# What is required
For the records below, say how many lines contain the string "title". Give the number only.

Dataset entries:
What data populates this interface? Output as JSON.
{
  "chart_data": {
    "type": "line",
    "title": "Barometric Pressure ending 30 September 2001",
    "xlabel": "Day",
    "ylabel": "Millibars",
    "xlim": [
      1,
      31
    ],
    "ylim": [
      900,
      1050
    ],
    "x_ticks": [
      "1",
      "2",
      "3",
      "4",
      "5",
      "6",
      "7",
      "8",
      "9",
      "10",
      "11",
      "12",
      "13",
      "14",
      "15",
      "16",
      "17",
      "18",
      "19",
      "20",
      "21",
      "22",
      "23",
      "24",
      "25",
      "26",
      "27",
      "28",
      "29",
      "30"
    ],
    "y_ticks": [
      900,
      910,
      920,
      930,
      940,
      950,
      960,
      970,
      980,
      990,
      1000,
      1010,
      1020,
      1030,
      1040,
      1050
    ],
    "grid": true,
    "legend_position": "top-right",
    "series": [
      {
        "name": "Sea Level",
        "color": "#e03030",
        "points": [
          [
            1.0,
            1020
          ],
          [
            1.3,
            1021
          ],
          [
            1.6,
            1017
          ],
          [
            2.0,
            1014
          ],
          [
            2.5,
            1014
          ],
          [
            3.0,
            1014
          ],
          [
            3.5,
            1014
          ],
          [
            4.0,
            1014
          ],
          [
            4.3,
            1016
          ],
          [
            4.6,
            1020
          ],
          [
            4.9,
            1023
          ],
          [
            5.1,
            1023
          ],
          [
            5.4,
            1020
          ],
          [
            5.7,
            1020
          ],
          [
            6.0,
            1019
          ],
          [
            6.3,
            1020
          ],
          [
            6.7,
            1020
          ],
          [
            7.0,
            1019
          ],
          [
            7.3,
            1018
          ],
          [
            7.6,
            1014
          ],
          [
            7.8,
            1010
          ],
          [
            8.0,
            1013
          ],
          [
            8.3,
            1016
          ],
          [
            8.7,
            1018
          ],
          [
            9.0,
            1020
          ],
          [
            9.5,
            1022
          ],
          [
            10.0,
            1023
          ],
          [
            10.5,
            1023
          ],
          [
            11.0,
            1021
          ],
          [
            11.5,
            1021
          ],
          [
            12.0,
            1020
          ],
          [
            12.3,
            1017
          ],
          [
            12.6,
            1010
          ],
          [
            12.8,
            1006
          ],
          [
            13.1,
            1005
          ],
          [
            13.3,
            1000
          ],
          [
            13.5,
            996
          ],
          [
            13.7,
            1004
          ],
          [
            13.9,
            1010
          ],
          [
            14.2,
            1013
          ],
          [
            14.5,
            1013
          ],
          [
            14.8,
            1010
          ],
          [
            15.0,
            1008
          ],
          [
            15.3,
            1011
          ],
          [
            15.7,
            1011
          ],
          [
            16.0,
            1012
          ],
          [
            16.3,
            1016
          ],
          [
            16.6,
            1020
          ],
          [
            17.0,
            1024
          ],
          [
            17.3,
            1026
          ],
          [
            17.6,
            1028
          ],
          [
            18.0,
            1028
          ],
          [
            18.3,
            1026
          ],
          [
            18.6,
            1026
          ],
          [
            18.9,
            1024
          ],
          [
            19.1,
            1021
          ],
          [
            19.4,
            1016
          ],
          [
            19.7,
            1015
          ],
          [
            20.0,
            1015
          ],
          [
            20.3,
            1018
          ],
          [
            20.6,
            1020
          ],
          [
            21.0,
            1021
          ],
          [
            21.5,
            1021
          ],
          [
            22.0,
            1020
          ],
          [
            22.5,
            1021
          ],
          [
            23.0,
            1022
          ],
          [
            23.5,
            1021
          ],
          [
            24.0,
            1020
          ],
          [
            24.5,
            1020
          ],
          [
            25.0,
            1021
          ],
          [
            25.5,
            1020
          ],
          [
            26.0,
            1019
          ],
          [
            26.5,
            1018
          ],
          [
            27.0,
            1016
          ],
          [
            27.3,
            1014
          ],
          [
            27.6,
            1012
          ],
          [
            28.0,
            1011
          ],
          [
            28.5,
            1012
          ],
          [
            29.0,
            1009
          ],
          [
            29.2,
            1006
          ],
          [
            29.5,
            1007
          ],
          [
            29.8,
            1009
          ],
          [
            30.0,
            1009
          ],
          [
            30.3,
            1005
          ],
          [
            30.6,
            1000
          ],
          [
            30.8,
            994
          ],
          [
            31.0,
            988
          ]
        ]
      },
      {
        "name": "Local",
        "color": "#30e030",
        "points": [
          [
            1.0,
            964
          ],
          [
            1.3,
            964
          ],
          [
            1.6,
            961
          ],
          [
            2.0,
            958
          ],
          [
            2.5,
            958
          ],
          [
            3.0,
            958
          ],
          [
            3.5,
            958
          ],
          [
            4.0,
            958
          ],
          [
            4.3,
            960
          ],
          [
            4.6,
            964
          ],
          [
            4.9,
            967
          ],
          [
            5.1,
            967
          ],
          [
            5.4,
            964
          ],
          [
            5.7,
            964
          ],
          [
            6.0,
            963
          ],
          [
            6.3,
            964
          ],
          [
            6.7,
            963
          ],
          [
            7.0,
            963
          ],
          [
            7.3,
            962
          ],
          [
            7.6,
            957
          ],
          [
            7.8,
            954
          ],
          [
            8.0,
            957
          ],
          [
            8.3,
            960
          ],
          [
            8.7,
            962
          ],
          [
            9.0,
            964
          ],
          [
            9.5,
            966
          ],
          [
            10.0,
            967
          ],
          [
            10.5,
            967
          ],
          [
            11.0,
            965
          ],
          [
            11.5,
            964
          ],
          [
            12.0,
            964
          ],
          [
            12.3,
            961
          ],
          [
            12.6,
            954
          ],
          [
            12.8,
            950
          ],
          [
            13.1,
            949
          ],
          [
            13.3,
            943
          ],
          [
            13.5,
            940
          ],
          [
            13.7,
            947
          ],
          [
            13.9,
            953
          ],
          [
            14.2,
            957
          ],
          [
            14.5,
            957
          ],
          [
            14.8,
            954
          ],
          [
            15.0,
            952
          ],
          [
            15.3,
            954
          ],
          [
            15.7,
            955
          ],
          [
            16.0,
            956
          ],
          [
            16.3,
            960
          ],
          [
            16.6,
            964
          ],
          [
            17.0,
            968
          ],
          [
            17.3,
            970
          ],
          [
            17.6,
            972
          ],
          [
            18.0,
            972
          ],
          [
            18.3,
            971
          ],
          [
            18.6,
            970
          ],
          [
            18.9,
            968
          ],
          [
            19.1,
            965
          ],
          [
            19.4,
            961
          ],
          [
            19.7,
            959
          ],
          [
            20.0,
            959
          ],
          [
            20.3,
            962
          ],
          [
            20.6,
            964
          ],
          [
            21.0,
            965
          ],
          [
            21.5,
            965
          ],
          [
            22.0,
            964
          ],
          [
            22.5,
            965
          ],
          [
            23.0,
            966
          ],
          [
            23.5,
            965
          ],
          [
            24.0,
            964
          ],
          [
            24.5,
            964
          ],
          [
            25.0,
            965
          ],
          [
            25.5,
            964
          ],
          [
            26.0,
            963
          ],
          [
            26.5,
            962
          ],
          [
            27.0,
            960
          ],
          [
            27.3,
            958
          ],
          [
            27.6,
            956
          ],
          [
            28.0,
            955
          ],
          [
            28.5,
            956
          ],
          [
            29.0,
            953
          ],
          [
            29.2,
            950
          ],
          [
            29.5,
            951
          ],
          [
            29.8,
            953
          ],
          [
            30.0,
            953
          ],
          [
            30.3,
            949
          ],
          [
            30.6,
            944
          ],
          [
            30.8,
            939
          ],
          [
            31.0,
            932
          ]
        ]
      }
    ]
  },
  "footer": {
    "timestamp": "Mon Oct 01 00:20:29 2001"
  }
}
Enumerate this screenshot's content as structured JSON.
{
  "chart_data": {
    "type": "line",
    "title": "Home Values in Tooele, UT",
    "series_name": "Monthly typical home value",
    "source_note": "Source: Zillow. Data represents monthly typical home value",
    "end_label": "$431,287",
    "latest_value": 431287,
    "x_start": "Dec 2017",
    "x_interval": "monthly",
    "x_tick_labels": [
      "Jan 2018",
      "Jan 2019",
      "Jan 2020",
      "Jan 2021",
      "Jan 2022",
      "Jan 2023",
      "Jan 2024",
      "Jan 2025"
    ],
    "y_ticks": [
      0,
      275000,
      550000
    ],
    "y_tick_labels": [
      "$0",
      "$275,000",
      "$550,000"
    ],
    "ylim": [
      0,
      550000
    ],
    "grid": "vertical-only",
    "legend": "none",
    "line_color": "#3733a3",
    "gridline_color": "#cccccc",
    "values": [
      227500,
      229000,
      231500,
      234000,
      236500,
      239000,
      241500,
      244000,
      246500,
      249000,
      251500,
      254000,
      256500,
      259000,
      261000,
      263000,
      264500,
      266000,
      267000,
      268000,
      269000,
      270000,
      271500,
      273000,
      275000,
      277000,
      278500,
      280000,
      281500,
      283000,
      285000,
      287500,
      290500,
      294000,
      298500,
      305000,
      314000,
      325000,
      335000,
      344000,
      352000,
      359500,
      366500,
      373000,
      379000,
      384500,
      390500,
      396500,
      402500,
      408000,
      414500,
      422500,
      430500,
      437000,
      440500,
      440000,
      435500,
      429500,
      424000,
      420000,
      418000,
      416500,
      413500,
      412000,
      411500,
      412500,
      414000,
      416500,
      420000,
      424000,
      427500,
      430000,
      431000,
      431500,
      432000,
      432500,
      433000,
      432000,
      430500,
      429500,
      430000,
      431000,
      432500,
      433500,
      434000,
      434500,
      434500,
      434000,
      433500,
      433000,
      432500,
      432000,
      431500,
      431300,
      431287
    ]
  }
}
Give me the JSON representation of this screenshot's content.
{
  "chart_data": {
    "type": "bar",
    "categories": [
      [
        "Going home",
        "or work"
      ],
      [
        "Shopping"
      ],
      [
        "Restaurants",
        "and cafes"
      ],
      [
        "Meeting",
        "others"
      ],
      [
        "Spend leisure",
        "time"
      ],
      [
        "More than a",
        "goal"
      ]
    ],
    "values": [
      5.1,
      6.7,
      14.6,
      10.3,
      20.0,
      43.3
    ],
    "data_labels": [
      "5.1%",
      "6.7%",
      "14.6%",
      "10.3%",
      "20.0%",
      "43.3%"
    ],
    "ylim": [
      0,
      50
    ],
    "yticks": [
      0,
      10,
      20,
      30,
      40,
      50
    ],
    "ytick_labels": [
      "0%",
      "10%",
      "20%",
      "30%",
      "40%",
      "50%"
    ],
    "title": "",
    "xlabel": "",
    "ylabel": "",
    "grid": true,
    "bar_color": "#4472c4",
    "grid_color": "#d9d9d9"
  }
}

# Task output
3